EXERCISE:
Copy all the entries word for word, but omit the pictures.

Stored records
• • • •
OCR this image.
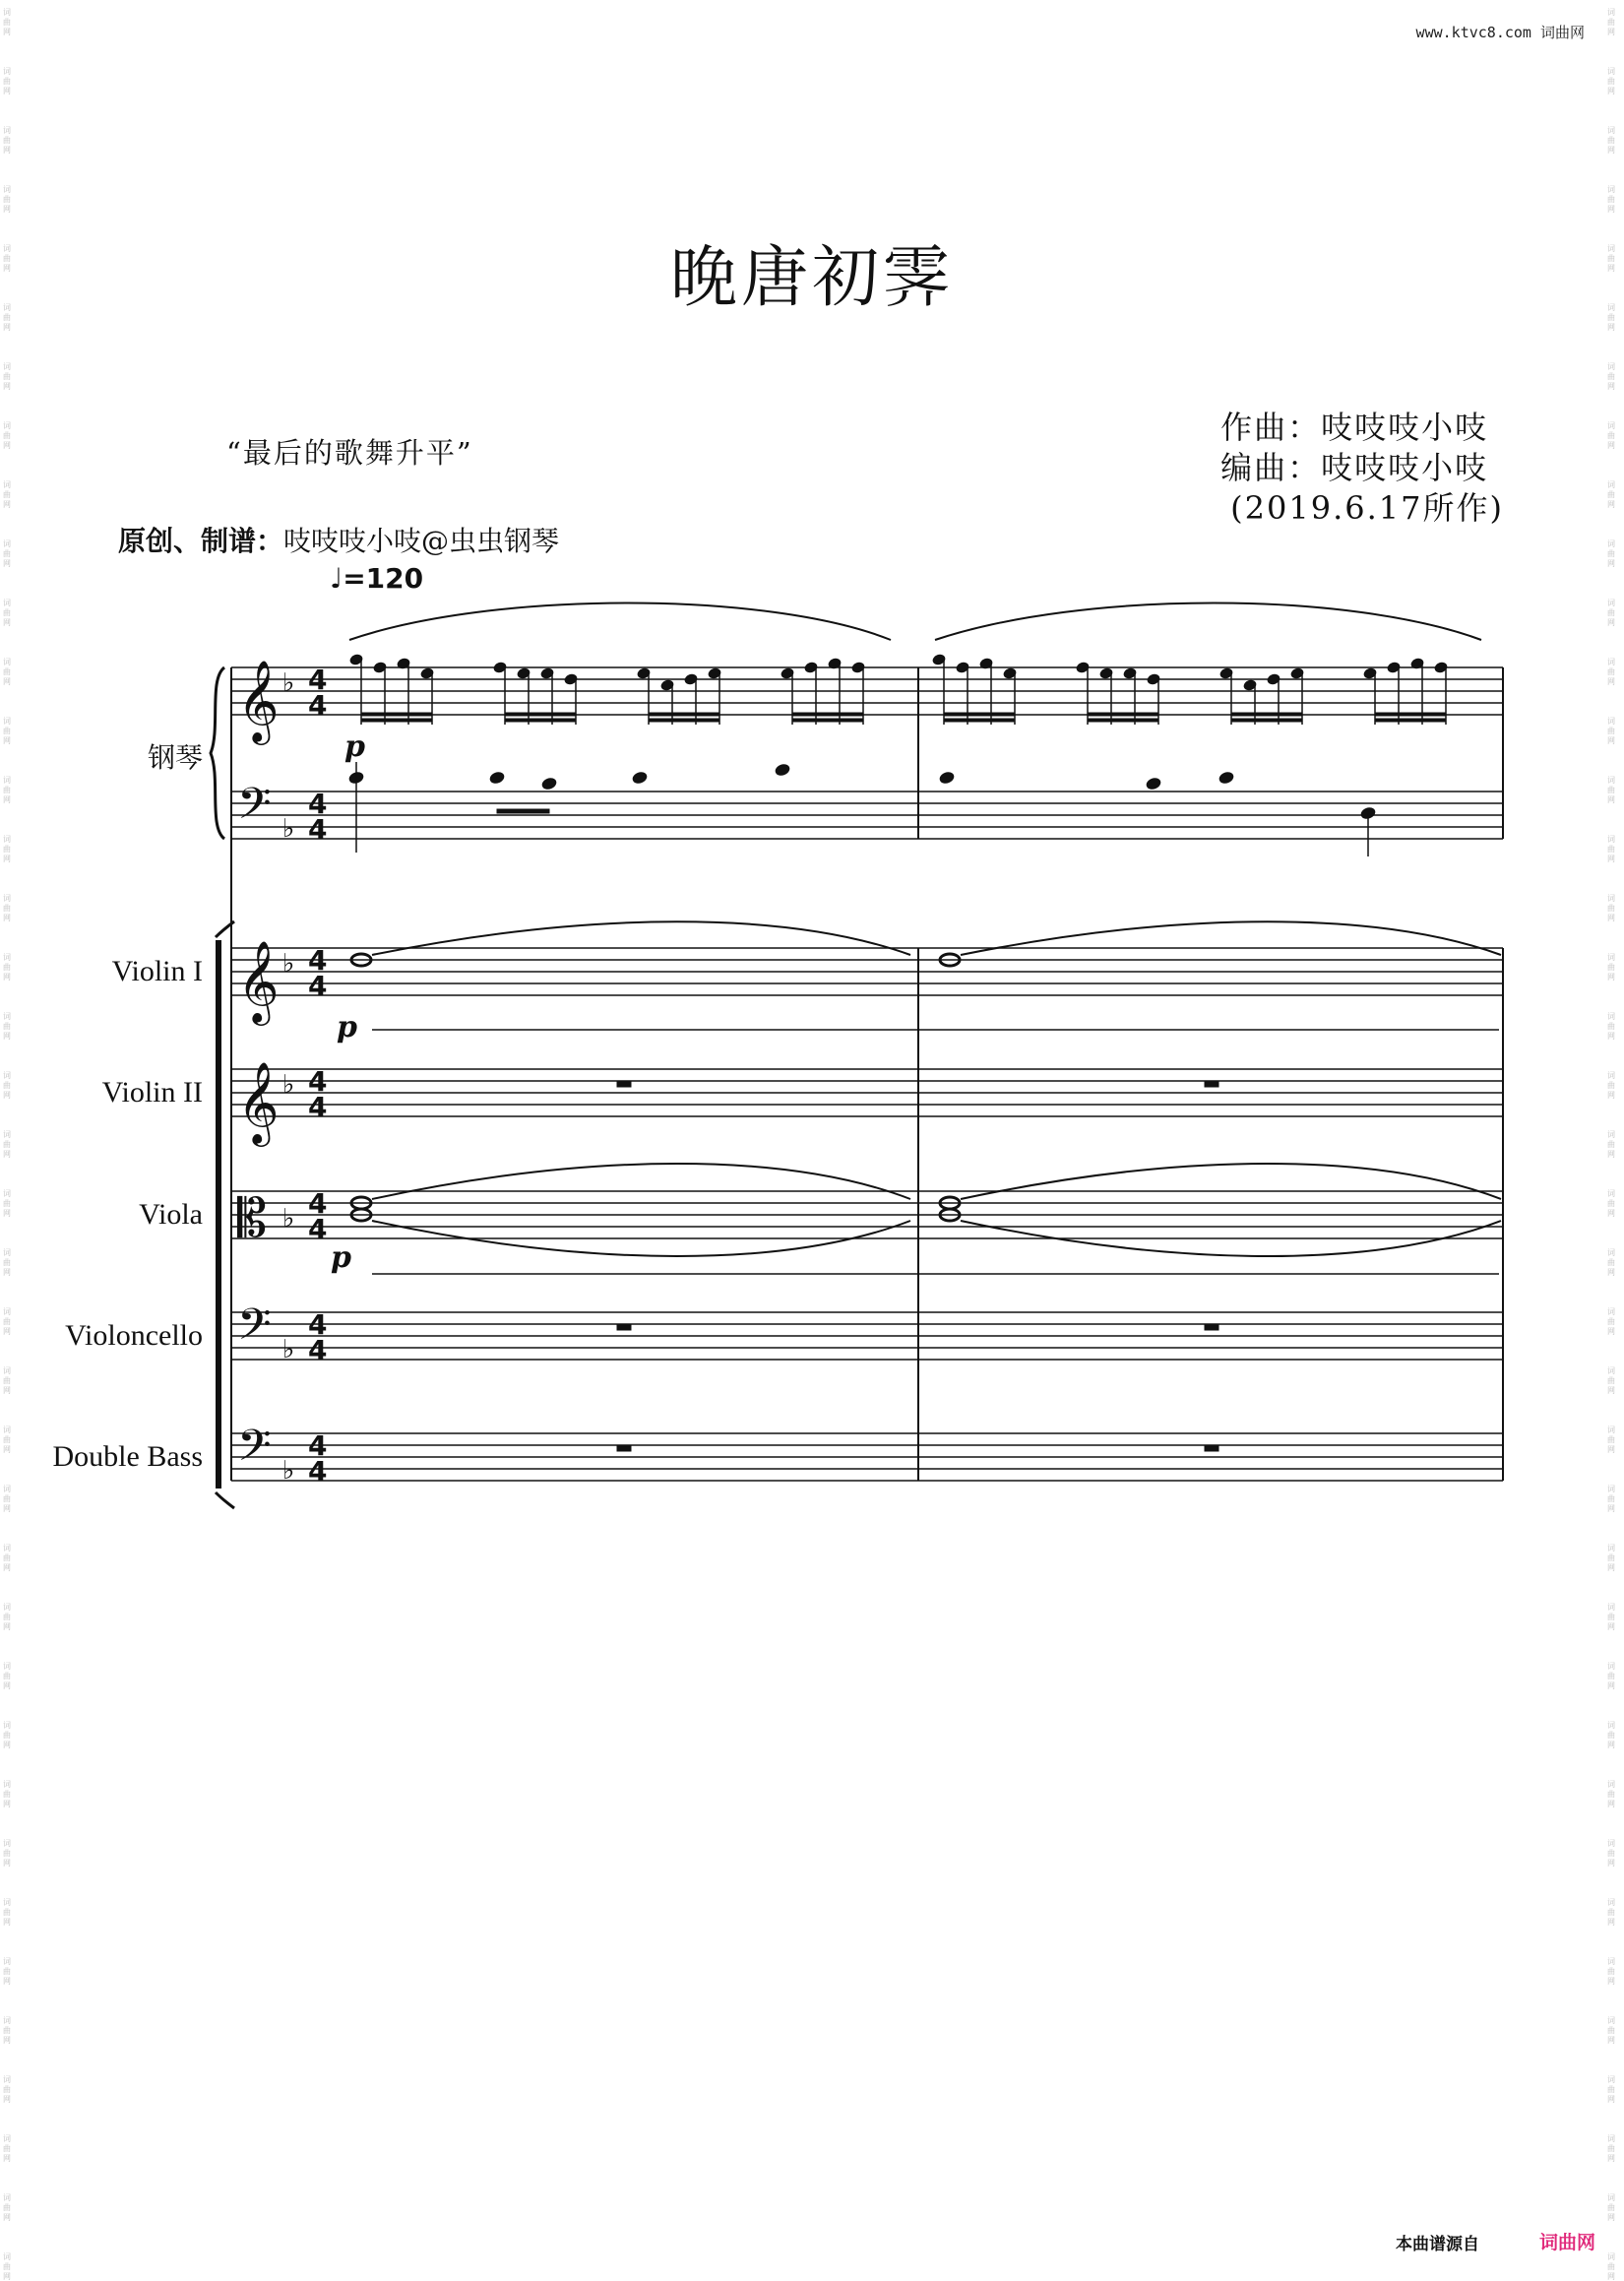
词
曲
网
词
曲
网
词
曲
网
词
曲
网
词
曲
网
词
曲
网
词
曲
网
词
曲
网
词
曲
网
词
曲
网
词
曲
网
词
曲
网
词
曲
网
词
曲
网
词
曲
网
词
曲
网
词
曲
网
词
曲
网
词
曲
网
词
曲
网
词
曲
网
词
曲
网
词
曲
网
词
曲
网
词
曲
网
词
曲
网
词
曲
网
词
曲
网
词
曲
网
词
曲
网
词
曲
网
词
曲
网
词
曲
网
词
曲
网
词
曲
网
词
曲
网
词
曲
网
词
曲
网
词
曲
网
词
曲
网
词
曲
网
词
曲
网
词
曲
网
词
曲
网
词
曲
网
词
曲
网
词
曲
网
词
曲
网
词
曲
网
词
曲
网
词
曲
网
词
曲
网
词
曲
网
词
曲
网
词
曲
网
词
曲
网
词
曲
网
词
曲
网
词
曲
网
词
曲
网
词
曲
网
词
曲
网
词
曲
网
词
曲
网
词
曲
网
词
曲
网
词
曲
网
词
曲
网
词
曲
网
词
曲
网
词
曲
网
词
曲
网
词
曲
网
词
曲
网
词
曲
网
词
曲
网
词
曲
网
词
曲
网
www.ktvc8.com 词曲网
晚唐初霁
“最后的歌舞升平”
作曲：吱吱吱小吱
编曲：吱吱吱小吱
(2019.6.17所作)
原创、制谱：吱吱吱小吱@虫虫钢琴
♩=120
钢琴
Violin I
Violin II
Viola
Violoncello
Double Bass
𝄞 ♭ 4
4
𝄢 ♭
4
4
𝄞 ♭ 4
4
𝄞 ♭ 4
4
𝄡 ♭ 4
4
𝄢 ♭
4
4
𝄢 ♭
4
4
p
p
p
本曲谱源自	词曲网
• • • •
CORRECT ANSWER:
OCR this image.
词
曲
网
词
曲
网
词
曲
网
词
曲
网
词
曲
网
词
曲
网
词
曲
网
词
曲
网
词
曲
网
词
曲
网
词
曲
网
词
曲
网
词
曲
网
词
曲
网
词
曲
网
词
曲
网
词
曲
网
词
曲
网
词
曲
网
词
曲
网
词
曲
网
词
曲
网
词
曲
网
词
曲
网
词
曲
网
词
曲
网
词
曲
网
词
曲
网
词
曲
网
词
曲
网
词
曲
网
词
曲
网
词
曲
网
词
曲
网
词
曲
网
词
曲
网
词
曲
网
词
曲
网
词
曲
网
词
曲
网
词
曲
网
词
曲
网
词
曲
网
词
曲
网
词
曲
网
词
曲
网
词
曲
网
词
曲
网
词
曲
网
词
曲
网
词
曲
网
词
曲
网
词
曲
网
词
曲
网
词
曲
网
词
曲
网
词
曲
网
词
曲
网
词
曲
网
词
曲
网
词
曲
网
词
曲
网
词
曲
网
词
曲
网
词
曲
网
词
曲
网
词
曲
网
词
曲
网
词
曲
网
词
曲
网
词
曲
网
词
曲
网
词
曲
网
词
曲
网
词
曲
网
词
曲
网
词
曲
网
词
曲
网
www.ktvc8.com 词曲网
晚唐初霁
“最后的歌舞升平”
作曲：吱吱吱小吱
编曲：吱吱吱小吱
(2019.6.17所作)
原创、制谱：吱吱吱小吱@虫虫钢琴
♩=120
钢琴
Violin I
Violin II
Viola
Violoncello
Double Bass
𝄞 ♭ 4
4
𝄢 ♭
4
4
𝄞 ♭ 4
4
𝄞 ♭ 4
4
𝄡 ♭ 4
4
𝄢 ♭
4
4
𝄢 ♭
4
4
p
p
p
本曲谱源自	词曲网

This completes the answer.